# [The request]
Return every record below exactly as written, omitting any pictures.
[Begin]
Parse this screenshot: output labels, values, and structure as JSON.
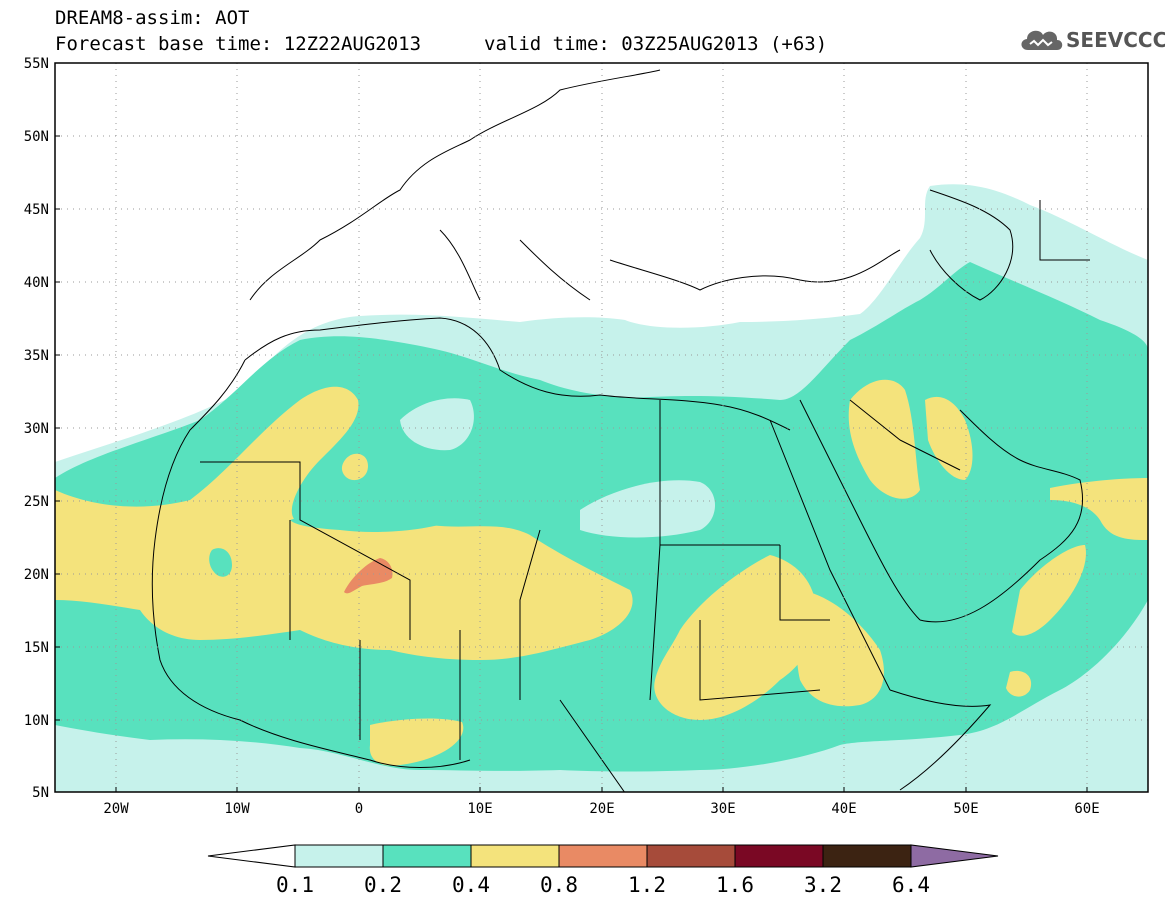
{
  "header": {
    "title": "DREAM8-assim: AOT",
    "base_time": "Forecast base time: 12Z22AUG2013",
    "valid_time": "valid time: 03Z25AUG2013 (+63)"
  },
  "logo": {
    "text": "SEEVCCC",
    "icon": "cloud-icon"
  },
  "map": {
    "lon_range": [
      -25,
      65
    ],
    "lat_range": [
      5,
      55
    ],
    "lat_labels": [
      "55N",
      "50N",
      "45N",
      "40N",
      "35N",
      "30N",
      "25N",
      "20N",
      "15N",
      "10N",
      "5N"
    ],
    "lon_labels": [
      "20W",
      "10W",
      "0",
      "10E",
      "20E",
      "30E",
      "40E",
      "50E",
      "60E"
    ]
  },
  "colorbar": {
    "boundaries": [
      "0.1",
      "0.2",
      "0.4",
      "0.8",
      "1.2",
      "1.6",
      "3.2",
      "6.4"
    ],
    "colors": {
      "under": "#ffffff",
      "bins": [
        "#c6f2eb",
        "#58e1be",
        "#f4e37c",
        "#e98a64",
        "#a64b3a",
        "#7a0824",
        "#3c2312"
      ],
      "over": "#8e6ba3"
    }
  },
  "field_colors": {
    "class_0_1_0_2": "#c6f2eb",
    "class_0_2_0_4": "#58e1be",
    "class_0_4_0_8": "#f4e37c",
    "class_0_8_1_2": "#e98a64"
  }
}
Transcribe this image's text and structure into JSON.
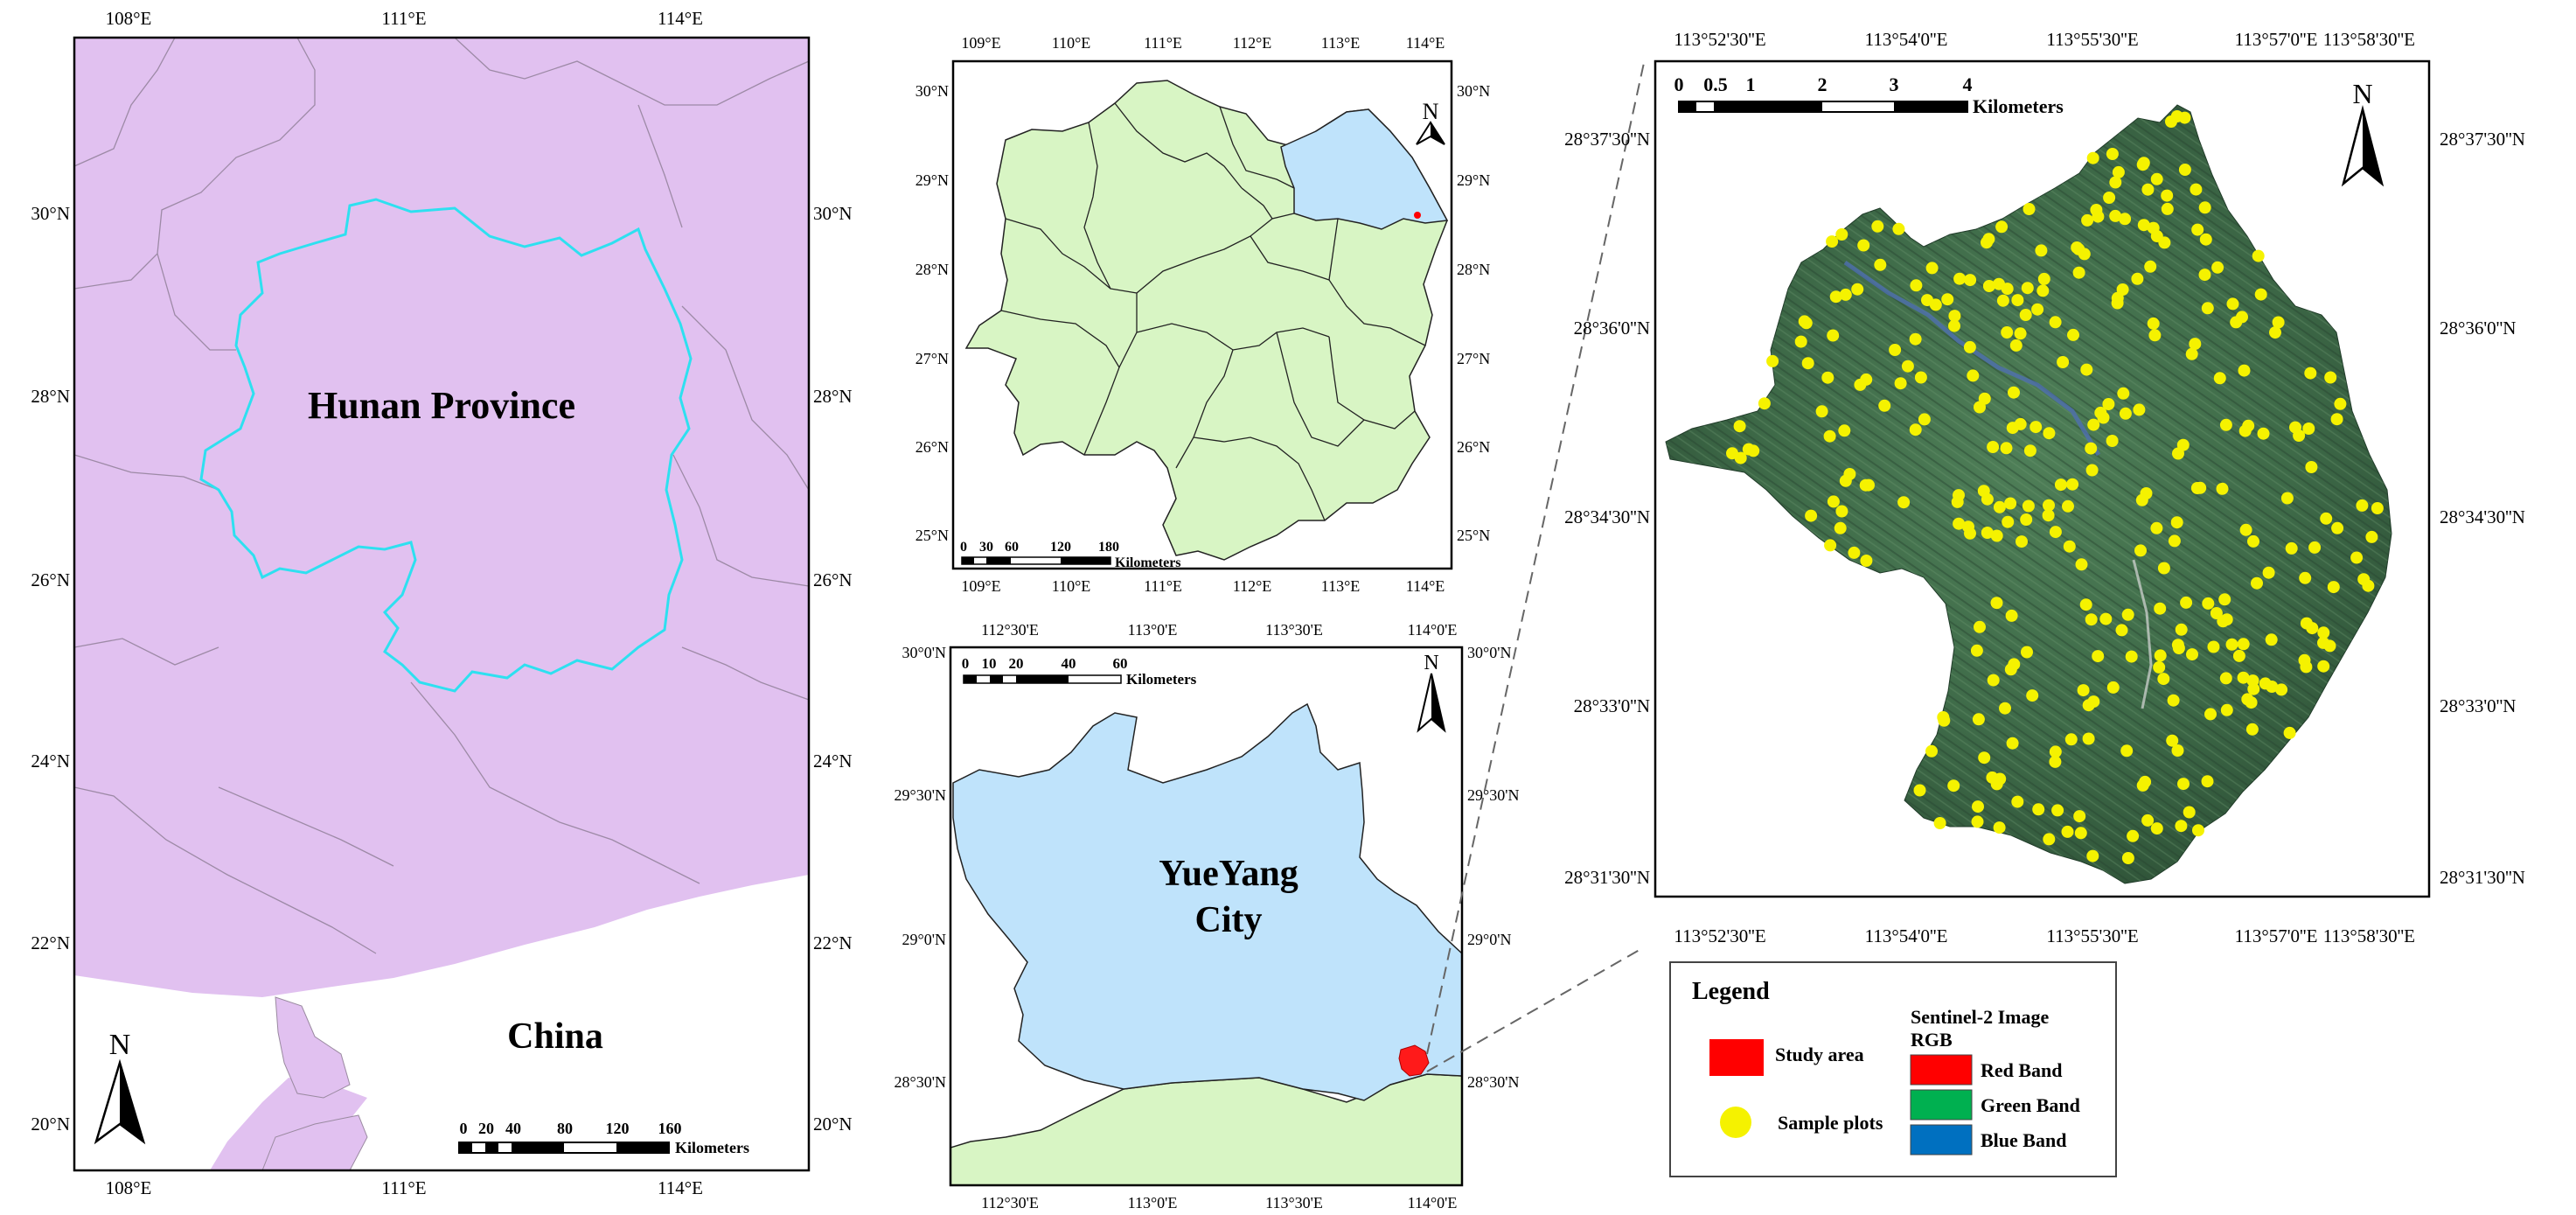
{
  "panels": {
    "china": {
      "top_ticks": [
        "108°E",
        "111°E",
        "114°E"
      ],
      "bottom_ticks": [
        "108°E",
        "111°E",
        "114°E"
      ],
      "left_ticks": [
        "30°N",
        "28°N",
        "26°N",
        "24°N",
        "22°N",
        "20°N"
      ],
      "right_ticks": [
        "30°N",
        "28°N",
        "26°N",
        "24°N",
        "22°N",
        "20°N"
      ],
      "province_label": "Hunan Province",
      "country_label": "China",
      "north_label": "N",
      "scale_numbers": [
        "0",
        "20",
        "40",
        "80",
        "120",
        "160"
      ],
      "scale_unit": "Kilometers",
      "colors": {
        "land": "#e1c1f0",
        "boundary": "#2ee0f0",
        "sea": "#ffffff"
      }
    },
    "hunan": {
      "top_ticks": [
        "109°E",
        "110°E",
        "111°E",
        "112°E",
        "113°E",
        "114°E"
      ],
      "bottom_ticks": [
        "109°E",
        "110°E",
        "111°E",
        "112°E",
        "113°E",
        "114°E"
      ],
      "left_ticks": [
        "30°N",
        "29°N",
        "28°N",
        "27°N",
        "26°N",
        "25°N"
      ],
      "right_ticks": [
        "30°N",
        "29°N",
        "28°N",
        "27°N",
        "26°N",
        "25°N"
      ],
      "north_label": "N",
      "scale_numbers": [
        "0",
        "30",
        "60",
        "120",
        "180"
      ],
      "scale_unit": "Kilometers",
      "colors": {
        "land": "#d8f5c4",
        "yueyang": "#bfe3fb"
      }
    },
    "yueyang": {
      "top_ticks": [
        "112°30'E",
        "113°0'E",
        "113°30'E",
        "114°0'E"
      ],
      "bottom_ticks": [
        "112°30'E",
        "113°0'E",
        "113°30'E",
        "114°0'E"
      ],
      "left_ticks": [
        "30°0'N",
        "29°30'N",
        "29°0'N",
        "28°30'N"
      ],
      "right_ticks": [
        "30°0'N",
        "29°30'N",
        "29°0'N",
        "28°30'N"
      ],
      "city_label_line1": "YueYang",
      "city_label_line2": "City",
      "north_label": "N",
      "scale_numbers": [
        "0",
        "10",
        "20",
        "40",
        "60"
      ],
      "scale_unit": "Kilometers",
      "colors": {
        "city": "#bfe3fb",
        "surround": "#d8f5c4",
        "study": "#ff1a1a"
      }
    },
    "study": {
      "top_ticks": [
        "113°52'30''E",
        "113°54'0''E",
        "113°55'30''E",
        "113°57'0''E",
        "113°58'30''E"
      ],
      "bottom_ticks": [
        "113°52'30''E",
        "113°54'0''E",
        "113°55'30''E",
        "113°57'0''E",
        "113°58'30''E"
      ],
      "left_ticks": [
        "28°37'30''N",
        "28°36'0''N",
        "28°34'30''N",
        "28°33'0''N",
        "28°31'30''N"
      ],
      "right_ticks": [
        "28°37'30''N",
        "28°36'0''N",
        "28°34'30''N",
        "28°33'0''N",
        "28°31'30''N"
      ],
      "north_label": "N",
      "scale_numbers": [
        "0",
        "0.5",
        "1",
        "2",
        "3",
        "4"
      ],
      "scale_unit": "Kilometers",
      "colors": {
        "image_base": "#3c6b48",
        "plot": "#f5f200"
      }
    }
  },
  "legend": {
    "title": "Legend",
    "study_area": "Study area",
    "sample_plots": "Sample plots",
    "sentinel_title": "Sentinel-2 Image",
    "rgb": "RGB",
    "bands": [
      {
        "label": "Red Band",
        "color": "#ff0000"
      },
      {
        "label": "Green Band",
        "color": "#00b050"
      },
      {
        "label": "Blue Band",
        "color": "#0070c0"
      }
    ]
  }
}
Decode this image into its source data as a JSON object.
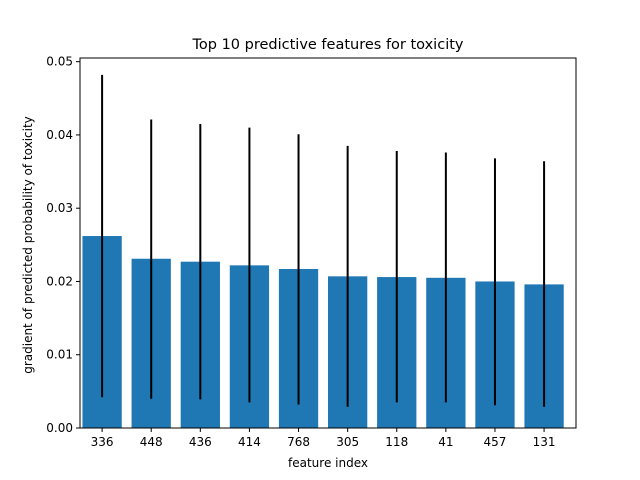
{
  "chart_data": {
    "type": "bar",
    "title": "Top 10 predictive features for toxicity",
    "xlabel": "feature index",
    "ylabel": "gradient of predicted probability of toxicity",
    "categories": [
      "336",
      "448",
      "436",
      "414",
      "768",
      "305",
      "118",
      "41",
      "457",
      "131"
    ],
    "values": [
      0.0262,
      0.0231,
      0.0227,
      0.0222,
      0.0217,
      0.0207,
      0.0206,
      0.0205,
      0.02,
      0.0196
    ],
    "error_low": [
      0.0042,
      0.004,
      0.0039,
      0.0035,
      0.0032,
      0.0029,
      0.0035,
      0.0035,
      0.0031,
      0.0029
    ],
    "error_high": [
      0.0482,
      0.0421,
      0.0415,
      0.041,
      0.0401,
      0.0385,
      0.0378,
      0.0376,
      0.0368,
      0.0364
    ],
    "ylim": [
      0,
      0.0505
    ],
    "yticks": [
      "0.00",
      "0.01",
      "0.02",
      "0.03",
      "0.04",
      "0.05"
    ],
    "ytick_values": [
      0,
      0.01,
      0.02,
      0.03,
      0.04,
      0.05
    ],
    "grid": false,
    "bar_color": "#1f77b4",
    "error_color": "#000000"
  }
}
[End]
# [Result]
Parse this screenshot: output labels, values, and structure as JSON.
{
  "header": {
    "title": "DREAM8-assim: AOT",
    "base_time": "Forecast base time: 12Z22AUG2013",
    "valid_time": "valid time: 03Z25AUG2013 (+63)"
  },
  "logo": {
    "text": "SEEVCCC",
    "icon": "cloud-icon"
  },
  "map": {
    "lon_range": [
      -25,
      65
    ],
    "lat_range": [
      5,
      55
    ],
    "lat_labels": [
      "55N",
      "50N",
      "45N",
      "40N",
      "35N",
      "30N",
      "25N",
      "20N",
      "15N",
      "10N",
      "5N"
    ],
    "lon_labels": [
      "20W",
      "10W",
      "0",
      "10E",
      "20E",
      "30E",
      "40E",
      "50E",
      "60E"
    ]
  },
  "colorbar": {
    "boundaries": [
      "0.1",
      "0.2",
      "0.4",
      "0.8",
      "1.2",
      "1.6",
      "3.2",
      "6.4"
    ],
    "colors": {
      "under": "#ffffff",
      "bins": [
        "#c6f2eb",
        "#58e1be",
        "#f4e37c",
        "#e98a64",
        "#a64b3a",
        "#7a0824",
        "#3c2312"
      ],
      "over": "#8e6ba3"
    }
  },
  "field_colors": {
    "class_0_1_0_2": "#c6f2eb",
    "class_0_2_0_4": "#58e1be",
    "class_0_4_0_8": "#f4e37c",
    "class_0_8_1_2": "#e98a64"
  }
}
Transcribe this image's text and structure into JSON.
{
  "panels": {
    "china": {
      "top_ticks": [
        "108°E",
        "111°E",
        "114°E"
      ],
      "bottom_ticks": [
        "108°E",
        "111°E",
        "114°E"
      ],
      "left_ticks": [
        "30°N",
        "28°N",
        "26°N",
        "24°N",
        "22°N",
        "20°N"
      ],
      "right_ticks": [
        "30°N",
        "28°N",
        "26°N",
        "24°N",
        "22°N",
        "20°N"
      ],
      "province_label": "Hunan Province",
      "country_label": "China",
      "north_label": "N",
      "scale_numbers": [
        "0",
        "20",
        "40",
        "80",
        "120",
        "160"
      ],
      "scale_unit": "Kilometers",
      "colors": {
        "land": "#e1c1f0",
        "boundary": "#2ee0f0",
        "sea": "#ffffff"
      }
    },
    "hunan": {
      "top_ticks": [
        "109°E",
        "110°E",
        "111°E",
        "112°E",
        "113°E",
        "114°E"
      ],
      "bottom_ticks": [
        "109°E",
        "110°E",
        "111°E",
        "112°E",
        "113°E",
        "114°E"
      ],
      "left_ticks": [
        "30°N",
        "29°N",
        "28°N",
        "27°N",
        "26°N",
        "25°N"
      ],
      "right_ticks": [
        "30°N",
        "29°N",
        "28°N",
        "27°N",
        "26°N",
        "25°N"
      ],
      "north_label": "N",
      "scale_numbers": [
        "0",
        "30",
        "60",
        "120",
        "180"
      ],
      "scale_unit": "Kilometers",
      "colors": {
        "land": "#d8f5c4",
        "yueyang": "#bfe3fb"
      }
    },
    "yueyang": {
      "top_ticks": [
        "112°30'E",
        "113°0'E",
        "113°30'E",
        "114°0'E"
      ],
      "bottom_ticks": [
        "112°30'E",
        "113°0'E",
        "113°30'E",
        "114°0'E"
      ],
      "left_ticks": [
        "30°0'N",
        "29°30'N",
        "29°0'N",
        "28°30'N"
      ],
      "right_ticks": [
        "30°0'N",
        "29°30'N",
        "29°0'N",
        "28°30'N"
      ],
      "city_label_line1": "YueYang",
      "city_label_line2": "City",
      "north_label": "N",
      "scale_numbers": [
        "0",
        "10",
        "20",
        "40",
        "60"
      ],
      "scale_unit": "Kilometers",
      "colors": {
        "city": "#bfe3fb",
        "surround": "#d8f5c4",
        "study": "#ff1a1a"
      }
    },
    "study": {
      "top_ticks": [
        "113°52'30''E",
        "113°54'0''E",
        "113°55'30''E",
        "113°57'0''E",
        "113°58'30''E"
      ],
      "bottom_ticks": [
        "113°52'30''E",
        "113°54'0''E",
        "113°55'30''E",
        "113°57'0''E",
        "113°58'30''E"
      ],
      "left_ticks": [
        "28°37'30''N",
        "28°36'0''N",
        "28°34'30''N",
        "28°33'0''N",
        "28°31'30''N"
      ],
      "right_ticks": [
        "28°37'30''N",
        "28°36'0''N",
        "28°34'30''N",
        "28°33'0''N",
        "28°31'30''N"
      ],
      "north_label": "N",
      "scale_numbers": [
        "0",
        "0.5",
        "1",
        "2",
        "3",
        "4"
      ],
      "scale_unit": "Kilometers",
      "colors": {
        "image_base": "#3c6b48",
        "plot": "#f5f200"
      }
    }
  },
  "legend": {
    "title": "Legend",
    "study_area": "Study area",
    "sample_plots": "Sample plots",
    "sentinel_title": "Sentinel-2 Image",
    "rgb": "RGB",
    "bands": [
      {
        "label": "Red Band",
        "color": "#ff0000"
      },
      {
        "label": "Green Band",
        "color": "#00b050"
      },
      {
        "label": "Blue Band",
        "color": "#0070c0"
      }
    ]
  }
}
Decode this image into its source data as a JSON object.
{
  "chart_data": {
    "type": "bar",
    "title": "Top 10 predictive features for toxicity",
    "xlabel": "feature index",
    "ylabel": "gradient of predicted probability of toxicity",
    "categories": [
      "336",
      "448",
      "436",
      "414",
      "768",
      "305",
      "118",
      "41",
      "457",
      "131"
    ],
    "values": [
      0.0262,
      0.0231,
      0.0227,
      0.0222,
      0.0217,
      0.0207,
      0.0206,
      0.0205,
      0.02,
      0.0196
    ],
    "error_low": [
      0.0042,
      0.004,
      0.0039,
      0.0035,
      0.0032,
      0.0029,
      0.0035,
      0.0035,
      0.0031,
      0.0029
    ],
    "error_high": [
      0.0482,
      0.0421,
      0.0415,
      0.041,
      0.0401,
      0.0385,
      0.0378,
      0.0376,
      0.0368,
      0.0364
    ],
    "ylim": [
      0,
      0.0505
    ],
    "yticks": [
      "0.00",
      "0.01",
      "0.02",
      "0.03",
      "0.04",
      "0.05"
    ],
    "ytick_values": [
      0,
      0.01,
      0.02,
      0.03,
      0.04,
      0.05
    ],
    "grid": false,
    "bar_color": "#1f77b4",
    "error_color": "#000000"
  }
}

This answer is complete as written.